--- Document source ---
Jonathan Franzen : Freedom



Je viens de terminer Freedom de Jonathan Franzen, un énorme livre de 700 pages, que j'ai dévoré avec plaisir.  Franzen y raconte l'histoire d'une famille, les Berglund, Walter et sa femme Patty, leurs enfants Joey et Jessica.  Autour d'eux gravitent de nombreux personnages, Richard, l'ami intime de Walter,  Lalitha la jeune maîtresse de Walter, Connie, l'amoureuse de Joey, mais aussi leurs parents, leurs voisins, les gens qui travaillent avec eux... C'est le prétexte pour Jonathan Franzen de dresser un tableau complet de la société américaine sur plusieurs décennies en abordant tous les thèmes : l'écologie avec le réchauffement de la planète, la destruction des milieux naturels, les dangers de la surpopulation, la protection des espèces (la fameuse paruline azurée), mais aussi la guerre en Irak et les malhonnêtetés du gouvernement Bush, les affrontements entre républicains et démocrates, le triomphe d'une société matérialiste, capitaliste, qui ne pense qu'à l'argent, le pouvoir sans limites des entreprises multinationales et des banques... et, et, et... j'en passe! Différents milieux sociaux, appartenances politiques, confessions religieuses. Je pense un peu à nos écrivains français du XIX siècle entreprenant l'un La Comédie Humaine, l'autre L'histoire d'une famille sous le second empire.

Mais là, c'est en un seul volume que Franzen veut tout dire ! Oui, je sais, c'est énorme! On a l'impression que son roman charrie toutes les immondices de la politique américaine, éclaire sous une lumière crue les iniquités de la domination des Etats-Unis sur le Monde, de son ingérence dans la politique des autres pays alors qu'il est incapable d'assurer chez lui la justice et le progrès social. Je sais que le livre a été traité de gâteau indigeste (Je renvoie à ce billet de Gwenaelle dans Le Skriban  ICI)! Je comprends tout à fait cette critique. Et pourtant je l'ai parfaitement digéré, ce gros gâteau, sans m'ennuyer une seconde et cela est dû à deux faits.

Données stockées
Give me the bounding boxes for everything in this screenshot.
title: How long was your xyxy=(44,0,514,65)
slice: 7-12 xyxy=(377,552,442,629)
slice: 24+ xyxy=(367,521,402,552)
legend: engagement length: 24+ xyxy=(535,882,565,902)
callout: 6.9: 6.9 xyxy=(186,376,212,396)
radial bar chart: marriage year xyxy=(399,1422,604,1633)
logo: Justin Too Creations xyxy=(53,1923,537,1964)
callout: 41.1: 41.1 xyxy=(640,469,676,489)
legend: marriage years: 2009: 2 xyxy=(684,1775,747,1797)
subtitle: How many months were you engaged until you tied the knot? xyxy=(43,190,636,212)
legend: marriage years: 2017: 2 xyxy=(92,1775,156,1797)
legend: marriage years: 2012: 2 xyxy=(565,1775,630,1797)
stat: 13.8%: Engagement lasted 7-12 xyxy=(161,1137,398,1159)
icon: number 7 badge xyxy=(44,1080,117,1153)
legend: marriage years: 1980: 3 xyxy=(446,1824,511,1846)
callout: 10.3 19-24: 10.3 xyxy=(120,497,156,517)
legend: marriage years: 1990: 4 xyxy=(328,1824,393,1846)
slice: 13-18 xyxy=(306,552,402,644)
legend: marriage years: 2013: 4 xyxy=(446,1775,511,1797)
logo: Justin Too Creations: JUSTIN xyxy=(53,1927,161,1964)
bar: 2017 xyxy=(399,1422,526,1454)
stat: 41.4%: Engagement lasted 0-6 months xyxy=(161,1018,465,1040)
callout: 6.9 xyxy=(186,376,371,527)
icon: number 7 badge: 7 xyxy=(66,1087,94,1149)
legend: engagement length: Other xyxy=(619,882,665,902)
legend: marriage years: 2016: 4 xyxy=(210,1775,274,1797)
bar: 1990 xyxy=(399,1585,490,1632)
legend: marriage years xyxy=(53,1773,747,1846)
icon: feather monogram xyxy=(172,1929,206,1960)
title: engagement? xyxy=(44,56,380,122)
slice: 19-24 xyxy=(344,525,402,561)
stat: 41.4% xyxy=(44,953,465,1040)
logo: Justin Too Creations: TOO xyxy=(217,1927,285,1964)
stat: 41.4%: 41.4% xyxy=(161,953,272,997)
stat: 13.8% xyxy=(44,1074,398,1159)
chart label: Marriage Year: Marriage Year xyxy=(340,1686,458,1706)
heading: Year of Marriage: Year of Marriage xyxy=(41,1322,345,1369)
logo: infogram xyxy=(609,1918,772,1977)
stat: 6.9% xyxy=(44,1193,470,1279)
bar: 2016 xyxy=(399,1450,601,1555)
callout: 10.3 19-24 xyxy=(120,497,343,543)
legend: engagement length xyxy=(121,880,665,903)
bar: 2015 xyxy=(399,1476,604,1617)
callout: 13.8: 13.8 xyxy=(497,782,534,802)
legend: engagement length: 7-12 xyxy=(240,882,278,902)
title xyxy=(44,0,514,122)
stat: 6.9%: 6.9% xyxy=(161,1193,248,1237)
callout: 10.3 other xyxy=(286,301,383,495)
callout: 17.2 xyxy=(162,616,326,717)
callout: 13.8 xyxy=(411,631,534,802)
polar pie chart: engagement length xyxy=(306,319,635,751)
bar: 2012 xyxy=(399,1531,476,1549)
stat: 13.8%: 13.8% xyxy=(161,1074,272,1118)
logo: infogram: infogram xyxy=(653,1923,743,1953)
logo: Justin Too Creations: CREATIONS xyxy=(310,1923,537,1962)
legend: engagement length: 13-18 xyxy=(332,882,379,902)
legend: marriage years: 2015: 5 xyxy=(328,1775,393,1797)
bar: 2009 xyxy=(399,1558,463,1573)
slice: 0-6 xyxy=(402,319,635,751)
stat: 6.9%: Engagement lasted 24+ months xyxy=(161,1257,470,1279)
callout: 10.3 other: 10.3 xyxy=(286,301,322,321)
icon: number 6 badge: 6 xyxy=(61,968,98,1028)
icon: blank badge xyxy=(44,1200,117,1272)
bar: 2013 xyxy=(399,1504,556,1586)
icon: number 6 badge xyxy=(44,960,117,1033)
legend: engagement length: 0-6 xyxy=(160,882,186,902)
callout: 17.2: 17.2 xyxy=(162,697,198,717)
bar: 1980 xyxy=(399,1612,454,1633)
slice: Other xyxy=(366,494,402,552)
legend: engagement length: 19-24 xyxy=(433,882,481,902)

--- Consignes ---
• 1. Combien de lignes contiennent la chaîne « chart » ? Donnez uniquement le nombre.
• 2. Prolongez le billet sur Freedom de Jonathan Franzen à partir de sa dernière phrase.

--- Réponses par consigne ---
• 1. 3

• 2.
Tout d'abord, j'adore cette littérature qui n'est pas tournée vers son nombril, comme trop souvent notre littérature française contemporaine, mais vers les autres, vers le monde extérieur et l'on sait combien il va mal! L'accumulation peut paraître une maladresse mais au moins c'est généreux, c'est courageux! Et d'ailleurs malgré cette impression de fleuve en crue, le roman présente une construction savante et l'écrivain domine parfaitement son sujet, tout en ayant l'habileté de varier les points de vue. Enfin! j'ai devant moi un écrivain qui parle de notre monde et j'aime ce regard sans complaisance. Et cela me fait du bien de constater que pour une fois la littérature joue son rôle, celui d'analyser, de dénoncer, de chercher à secouer les consciences.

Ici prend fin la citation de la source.